Aim of the exercise » Starting at the line with "Give me the" and stopping at the final line, retype the data below exactly; do not carry over any pictures.

# Start of Data for the task

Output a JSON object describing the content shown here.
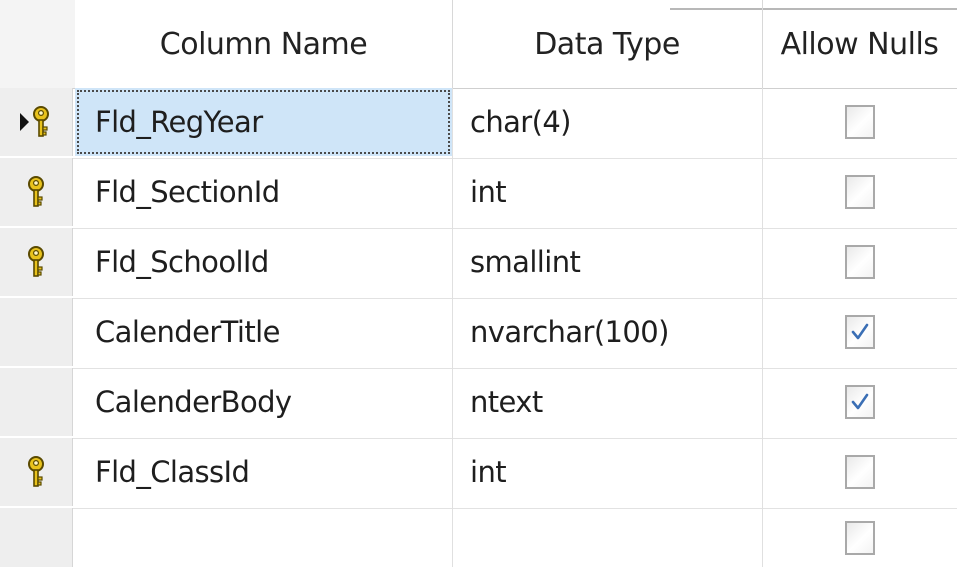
{
  "header": {
    "column_name": "Column Name",
    "data_type": "Data Type",
    "allow_nulls": "Allow Nulls"
  },
  "icons": {
    "primary_key": "key-icon",
    "current_row": "row-pointer-arrow-icon",
    "checkbox": "checkbox-icon"
  },
  "colors": {
    "selection_fill": "#cfe5f8",
    "key_gold": "#e8c21c",
    "check_blue": "#3b6fb5"
  },
  "rows": [
    {
      "name": "Fld_RegYear",
      "type": "char(4)",
      "allow_nulls": false,
      "primary_key": true,
      "current": true
    },
    {
      "name": "Fld_SectionId",
      "type": "int",
      "allow_nulls": false,
      "primary_key": true,
      "current": false
    },
    {
      "name": "Fld_SchoolId",
      "type": "smallint",
      "allow_nulls": false,
      "primary_key": true,
      "current": false
    },
    {
      "name": "CalenderTitle",
      "type": "nvarchar(100)",
      "allow_nulls": true,
      "primary_key": false,
      "current": false
    },
    {
      "name": "CalenderBody",
      "type": "ntext",
      "allow_nulls": true,
      "primary_key": false,
      "current": false
    },
    {
      "name": "Fld_ClassId",
      "type": "int",
      "allow_nulls": false,
      "primary_key": true,
      "current": false
    },
    {
      "name": "",
      "type": "",
      "allow_nulls": false,
      "primary_key": false,
      "current": false
    }
  ]
}
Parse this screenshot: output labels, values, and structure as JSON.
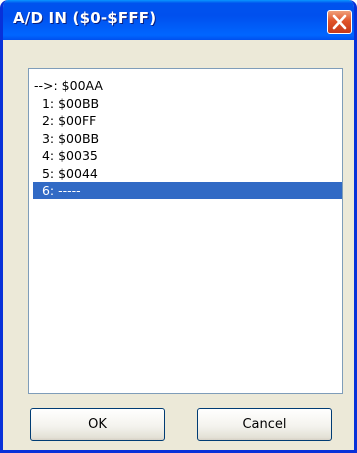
{
  "window": {
    "title": "A/D IN ($0-$FFF)"
  },
  "list": {
    "items": [
      "-->: $00AA",
      "  1: $00BB",
      "  2: $00FF",
      "  3: $00BB",
      "  4: $0035",
      "  5: $0044",
      "  6: -----"
    ],
    "selected_index": 6
  },
  "buttons": {
    "ok_label": "OK",
    "cancel_label": "Cancel"
  },
  "icons": {
    "close": "close-icon"
  },
  "colors": {
    "titlebar": "#0053ee",
    "frame": "#0831d9",
    "dialog_background": "#ece9d8",
    "selection": "#316ac5",
    "close_button": "#e0542a"
  }
}
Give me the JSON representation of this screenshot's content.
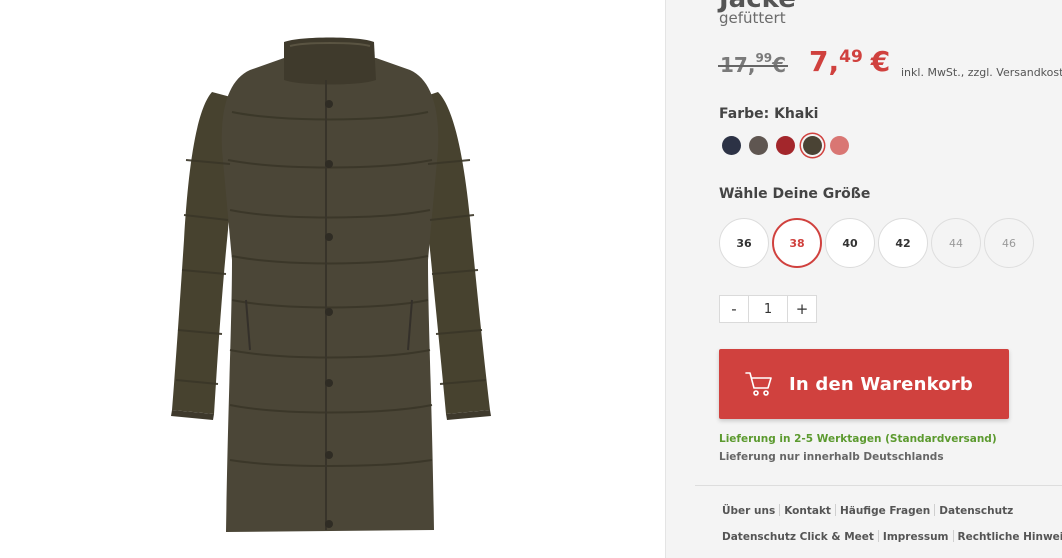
{
  "product": {
    "title_partial": "Jacke",
    "subtitle": "gefüttert"
  },
  "price": {
    "old_main": "17,",
    "old_cents": "99",
    "old_currency": "€",
    "new_main": "7,",
    "new_cents": "49",
    "new_currency": "€",
    "tax_note": "inkl. MwSt., zzgl. Versandkosten"
  },
  "color": {
    "label": "Farbe: Khaki",
    "swatches": [
      {
        "name": "navy",
        "hex": "#2c3245",
        "selected": false
      },
      {
        "name": "taupe",
        "hex": "#5f5651",
        "selected": false
      },
      {
        "name": "red",
        "hex": "#a3262b",
        "selected": false
      },
      {
        "name": "khaki",
        "hex": "#4a4334",
        "selected": true
      },
      {
        "name": "rose",
        "hex": "#d97673",
        "selected": false
      }
    ]
  },
  "size": {
    "label": "Wähle Deine Größe",
    "options": [
      {
        "value": "36",
        "state": "available"
      },
      {
        "value": "38",
        "state": "selected"
      },
      {
        "value": "40",
        "state": "available"
      },
      {
        "value": "42",
        "state": "available"
      },
      {
        "value": "44",
        "state": "disabled"
      },
      {
        "value": "46",
        "state": "disabled"
      }
    ]
  },
  "quantity": {
    "minus": "-",
    "value": "1",
    "plus": "+"
  },
  "cart": {
    "label": "In den Warenkorb",
    "icon": "cart-icon"
  },
  "delivery": {
    "line1": "Lieferung in 2-5 Werktagen (Standardversand)",
    "line2": "Lieferung nur innerhalb Deutschlands"
  },
  "footer": {
    "links_row1": [
      "Über uns",
      "Kontakt",
      "Häufige Fragen",
      "Datenschutz"
    ],
    "links_row2": [
      "Datenschutz Click & Meet",
      "Impressum",
      "Rechtliche Hinweise"
    ]
  },
  "colors": {
    "accent": "#d0413e",
    "delivery_green": "#5c9a2f",
    "panel_bg": "#f4f4f4",
    "coat": "#4b4637"
  }
}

# End of Data for the task

Task answer »
Give me the JSON representation of this screenshot's content.
{
  "product": {
    "title_partial": "Jacke",
    "subtitle": "gefüttert"
  },
  "price": {
    "old_main": "17,",
    "old_cents": "99",
    "old_currency": "€",
    "new_main": "7,",
    "new_cents": "49",
    "new_currency": "€",
    "tax_note": "inkl. MwSt., zzgl. Versandkosten"
  },
  "color": {
    "label": "Farbe: Khaki",
    "swatches": [
      {
        "name": "navy",
        "hex": "#2c3245",
        "selected": false
      },
      {
        "name": "taupe",
        "hex": "#5f5651",
        "selected": false
      },
      {
        "name": "red",
        "hex": "#a3262b",
        "selected": false
      },
      {
        "name": "khaki",
        "hex": "#4a4334",
        "selected": true
      },
      {
        "name": "rose",
        "hex": "#d97673",
        "selected": false
      }
    ]
  },
  "size": {
    "label": "Wähle Deine Größe",
    "options": [
      {
        "value": "36",
        "state": "available"
      },
      {
        "value": "38",
        "state": "selected"
      },
      {
        "value": "40",
        "state": "available"
      },
      {
        "value": "42",
        "state": "available"
      },
      {
        "value": "44",
        "state": "disabled"
      },
      {
        "value": "46",
        "state": "disabled"
      }
    ]
  },
  "quantity": {
    "minus": "-",
    "value": "1",
    "plus": "+"
  },
  "cart": {
    "label": "In den Warenkorb",
    "icon": "cart-icon"
  },
  "delivery": {
    "line1": "Lieferung in 2-5 Werktagen (Standardversand)",
    "line2": "Lieferung nur innerhalb Deutschlands"
  },
  "footer": {
    "links_row1": [
      "Über uns",
      "Kontakt",
      "Häufige Fragen",
      "Datenschutz"
    ],
    "links_row2": [
      "Datenschutz Click & Meet",
      "Impressum",
      "Rechtliche Hinweise"
    ]
  },
  "colors": {
    "accent": "#d0413e",
    "delivery_green": "#5c9a2f",
    "panel_bg": "#f4f4f4",
    "coat": "#4b4637"
  }
}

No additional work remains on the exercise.